§ **Task to carry out**: Extract all lines containing "period".

Stored data entries
———

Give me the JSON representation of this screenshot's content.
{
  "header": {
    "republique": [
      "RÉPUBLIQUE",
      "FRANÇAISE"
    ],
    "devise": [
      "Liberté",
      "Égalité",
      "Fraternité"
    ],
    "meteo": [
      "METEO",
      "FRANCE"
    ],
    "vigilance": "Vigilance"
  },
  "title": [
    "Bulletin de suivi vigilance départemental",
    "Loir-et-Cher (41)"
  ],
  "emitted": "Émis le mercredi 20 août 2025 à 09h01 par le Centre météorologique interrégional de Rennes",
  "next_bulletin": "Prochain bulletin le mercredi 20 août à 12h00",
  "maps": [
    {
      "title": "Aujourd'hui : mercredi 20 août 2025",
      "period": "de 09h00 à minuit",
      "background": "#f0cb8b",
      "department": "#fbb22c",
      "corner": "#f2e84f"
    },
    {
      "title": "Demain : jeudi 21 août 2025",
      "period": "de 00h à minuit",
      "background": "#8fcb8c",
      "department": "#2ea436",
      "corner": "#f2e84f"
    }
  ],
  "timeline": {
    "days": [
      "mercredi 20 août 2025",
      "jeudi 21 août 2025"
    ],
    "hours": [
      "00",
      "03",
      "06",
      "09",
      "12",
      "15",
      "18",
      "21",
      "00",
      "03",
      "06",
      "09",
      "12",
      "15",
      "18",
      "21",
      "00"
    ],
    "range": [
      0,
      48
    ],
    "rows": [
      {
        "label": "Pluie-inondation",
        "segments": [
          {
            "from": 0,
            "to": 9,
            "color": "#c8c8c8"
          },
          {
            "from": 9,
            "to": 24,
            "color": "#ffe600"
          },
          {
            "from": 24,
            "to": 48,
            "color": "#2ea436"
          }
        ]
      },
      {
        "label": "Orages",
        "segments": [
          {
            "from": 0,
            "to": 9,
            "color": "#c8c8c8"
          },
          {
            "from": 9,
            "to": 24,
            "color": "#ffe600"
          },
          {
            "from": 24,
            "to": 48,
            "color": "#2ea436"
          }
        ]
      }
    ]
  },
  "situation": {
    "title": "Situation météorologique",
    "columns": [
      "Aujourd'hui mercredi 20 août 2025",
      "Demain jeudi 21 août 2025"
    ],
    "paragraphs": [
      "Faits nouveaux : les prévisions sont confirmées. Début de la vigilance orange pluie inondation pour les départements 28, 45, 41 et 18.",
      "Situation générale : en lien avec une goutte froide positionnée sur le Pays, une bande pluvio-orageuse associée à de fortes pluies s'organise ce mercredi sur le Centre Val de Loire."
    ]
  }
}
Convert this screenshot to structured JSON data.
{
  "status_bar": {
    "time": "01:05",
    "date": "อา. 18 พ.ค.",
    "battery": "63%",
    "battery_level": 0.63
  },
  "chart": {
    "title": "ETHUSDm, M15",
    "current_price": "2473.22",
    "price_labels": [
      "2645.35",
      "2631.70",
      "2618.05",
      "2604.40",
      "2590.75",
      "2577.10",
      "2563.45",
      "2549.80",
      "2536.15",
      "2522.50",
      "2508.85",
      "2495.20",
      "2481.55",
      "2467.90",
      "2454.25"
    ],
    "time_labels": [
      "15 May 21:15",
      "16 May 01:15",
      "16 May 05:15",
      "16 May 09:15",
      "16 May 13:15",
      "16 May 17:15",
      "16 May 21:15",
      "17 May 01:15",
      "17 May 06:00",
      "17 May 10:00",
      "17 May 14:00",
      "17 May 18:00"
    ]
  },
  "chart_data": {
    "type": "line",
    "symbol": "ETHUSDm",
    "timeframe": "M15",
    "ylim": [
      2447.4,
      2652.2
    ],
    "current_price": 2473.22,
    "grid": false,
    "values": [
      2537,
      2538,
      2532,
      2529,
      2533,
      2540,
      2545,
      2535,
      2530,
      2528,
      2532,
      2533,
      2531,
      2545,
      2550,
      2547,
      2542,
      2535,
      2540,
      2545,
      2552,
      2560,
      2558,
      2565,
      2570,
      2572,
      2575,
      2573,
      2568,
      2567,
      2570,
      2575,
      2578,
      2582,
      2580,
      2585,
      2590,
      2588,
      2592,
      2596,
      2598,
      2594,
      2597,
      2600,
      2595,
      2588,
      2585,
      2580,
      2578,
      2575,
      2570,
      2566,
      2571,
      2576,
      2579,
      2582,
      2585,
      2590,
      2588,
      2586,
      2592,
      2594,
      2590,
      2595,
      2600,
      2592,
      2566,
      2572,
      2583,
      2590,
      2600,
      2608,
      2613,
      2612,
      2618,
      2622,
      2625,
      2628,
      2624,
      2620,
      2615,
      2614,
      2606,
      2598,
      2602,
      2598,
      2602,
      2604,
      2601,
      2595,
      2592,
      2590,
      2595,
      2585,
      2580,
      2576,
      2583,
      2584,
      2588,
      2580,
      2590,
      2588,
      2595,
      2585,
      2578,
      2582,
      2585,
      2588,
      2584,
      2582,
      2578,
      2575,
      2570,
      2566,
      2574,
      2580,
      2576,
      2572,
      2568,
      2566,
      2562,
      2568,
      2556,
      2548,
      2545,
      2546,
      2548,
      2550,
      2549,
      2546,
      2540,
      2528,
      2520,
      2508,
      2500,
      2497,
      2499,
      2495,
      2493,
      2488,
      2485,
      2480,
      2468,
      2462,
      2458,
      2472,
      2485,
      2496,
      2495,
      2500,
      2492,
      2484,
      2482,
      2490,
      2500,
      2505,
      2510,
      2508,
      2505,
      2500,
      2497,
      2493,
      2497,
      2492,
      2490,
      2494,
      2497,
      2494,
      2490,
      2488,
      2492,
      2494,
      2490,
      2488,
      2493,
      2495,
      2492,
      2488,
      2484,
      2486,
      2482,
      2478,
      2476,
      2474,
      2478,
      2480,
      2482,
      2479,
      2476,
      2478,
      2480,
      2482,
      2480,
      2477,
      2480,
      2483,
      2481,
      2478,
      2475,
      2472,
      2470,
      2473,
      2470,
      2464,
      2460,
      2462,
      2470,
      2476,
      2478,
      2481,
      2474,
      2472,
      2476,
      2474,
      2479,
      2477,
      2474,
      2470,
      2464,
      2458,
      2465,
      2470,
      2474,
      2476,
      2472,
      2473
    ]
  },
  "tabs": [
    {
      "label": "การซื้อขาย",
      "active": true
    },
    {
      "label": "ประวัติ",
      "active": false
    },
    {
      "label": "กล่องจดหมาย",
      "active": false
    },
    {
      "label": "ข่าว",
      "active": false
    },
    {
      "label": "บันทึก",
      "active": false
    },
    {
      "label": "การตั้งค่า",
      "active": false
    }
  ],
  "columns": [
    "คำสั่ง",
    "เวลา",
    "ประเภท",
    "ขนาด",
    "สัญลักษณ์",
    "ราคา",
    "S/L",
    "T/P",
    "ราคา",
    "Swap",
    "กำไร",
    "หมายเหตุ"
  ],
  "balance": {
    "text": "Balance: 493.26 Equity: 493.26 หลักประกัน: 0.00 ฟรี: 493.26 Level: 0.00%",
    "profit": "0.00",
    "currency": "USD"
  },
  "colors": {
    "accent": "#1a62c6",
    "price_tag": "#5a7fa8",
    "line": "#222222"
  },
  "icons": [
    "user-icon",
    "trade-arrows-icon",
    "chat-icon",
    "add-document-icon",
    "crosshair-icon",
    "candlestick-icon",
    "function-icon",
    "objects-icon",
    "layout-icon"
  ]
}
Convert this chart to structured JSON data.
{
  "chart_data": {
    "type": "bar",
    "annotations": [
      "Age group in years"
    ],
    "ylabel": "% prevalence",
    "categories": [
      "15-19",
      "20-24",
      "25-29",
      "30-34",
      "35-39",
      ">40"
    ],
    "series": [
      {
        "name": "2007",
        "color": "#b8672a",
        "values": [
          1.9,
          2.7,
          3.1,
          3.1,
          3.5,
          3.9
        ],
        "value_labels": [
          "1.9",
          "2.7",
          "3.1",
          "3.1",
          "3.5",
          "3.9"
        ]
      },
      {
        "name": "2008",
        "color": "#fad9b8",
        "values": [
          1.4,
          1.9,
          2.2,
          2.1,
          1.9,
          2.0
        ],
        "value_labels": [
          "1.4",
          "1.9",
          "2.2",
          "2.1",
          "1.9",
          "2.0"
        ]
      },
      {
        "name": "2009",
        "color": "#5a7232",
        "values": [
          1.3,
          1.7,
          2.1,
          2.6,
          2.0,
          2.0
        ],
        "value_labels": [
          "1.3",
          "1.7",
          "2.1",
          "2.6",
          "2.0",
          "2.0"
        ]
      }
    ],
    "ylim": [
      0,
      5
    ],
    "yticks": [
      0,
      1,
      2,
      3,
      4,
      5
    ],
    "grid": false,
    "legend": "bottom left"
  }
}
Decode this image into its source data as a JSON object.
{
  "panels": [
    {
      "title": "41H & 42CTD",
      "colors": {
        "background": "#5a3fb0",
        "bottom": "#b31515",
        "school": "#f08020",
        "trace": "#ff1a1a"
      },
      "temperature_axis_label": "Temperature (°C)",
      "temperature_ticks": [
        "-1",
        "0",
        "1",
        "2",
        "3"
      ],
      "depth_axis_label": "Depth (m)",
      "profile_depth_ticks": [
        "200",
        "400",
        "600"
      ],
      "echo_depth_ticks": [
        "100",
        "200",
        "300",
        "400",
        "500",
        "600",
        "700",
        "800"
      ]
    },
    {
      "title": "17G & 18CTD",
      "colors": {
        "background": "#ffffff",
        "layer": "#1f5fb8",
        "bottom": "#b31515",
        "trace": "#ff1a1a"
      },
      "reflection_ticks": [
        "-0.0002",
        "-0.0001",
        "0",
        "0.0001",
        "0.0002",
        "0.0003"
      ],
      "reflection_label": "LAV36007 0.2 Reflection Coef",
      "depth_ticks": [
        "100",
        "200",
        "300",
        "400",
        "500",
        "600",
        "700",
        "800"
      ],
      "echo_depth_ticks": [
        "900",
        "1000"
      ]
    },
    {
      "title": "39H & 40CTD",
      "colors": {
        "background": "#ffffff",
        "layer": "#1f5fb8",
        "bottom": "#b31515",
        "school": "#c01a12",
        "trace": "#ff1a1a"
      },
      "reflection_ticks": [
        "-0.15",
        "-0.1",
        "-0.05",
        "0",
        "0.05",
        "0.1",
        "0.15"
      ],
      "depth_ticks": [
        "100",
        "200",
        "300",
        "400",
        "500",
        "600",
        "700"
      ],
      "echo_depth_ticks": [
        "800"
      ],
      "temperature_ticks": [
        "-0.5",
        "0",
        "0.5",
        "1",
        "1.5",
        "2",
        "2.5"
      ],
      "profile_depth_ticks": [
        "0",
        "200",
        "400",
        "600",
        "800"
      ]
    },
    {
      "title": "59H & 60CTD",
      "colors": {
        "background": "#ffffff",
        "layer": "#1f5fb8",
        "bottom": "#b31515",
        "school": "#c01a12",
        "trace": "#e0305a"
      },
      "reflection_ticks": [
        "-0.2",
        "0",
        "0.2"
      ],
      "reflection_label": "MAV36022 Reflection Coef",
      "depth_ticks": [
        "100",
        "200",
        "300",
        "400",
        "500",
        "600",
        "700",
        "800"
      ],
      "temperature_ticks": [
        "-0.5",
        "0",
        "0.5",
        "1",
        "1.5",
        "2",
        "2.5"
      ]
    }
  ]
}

———

§ **Result for this exercise**:
      "period": "de 09h00 à minuit",
      "period": "de 00h à minuit",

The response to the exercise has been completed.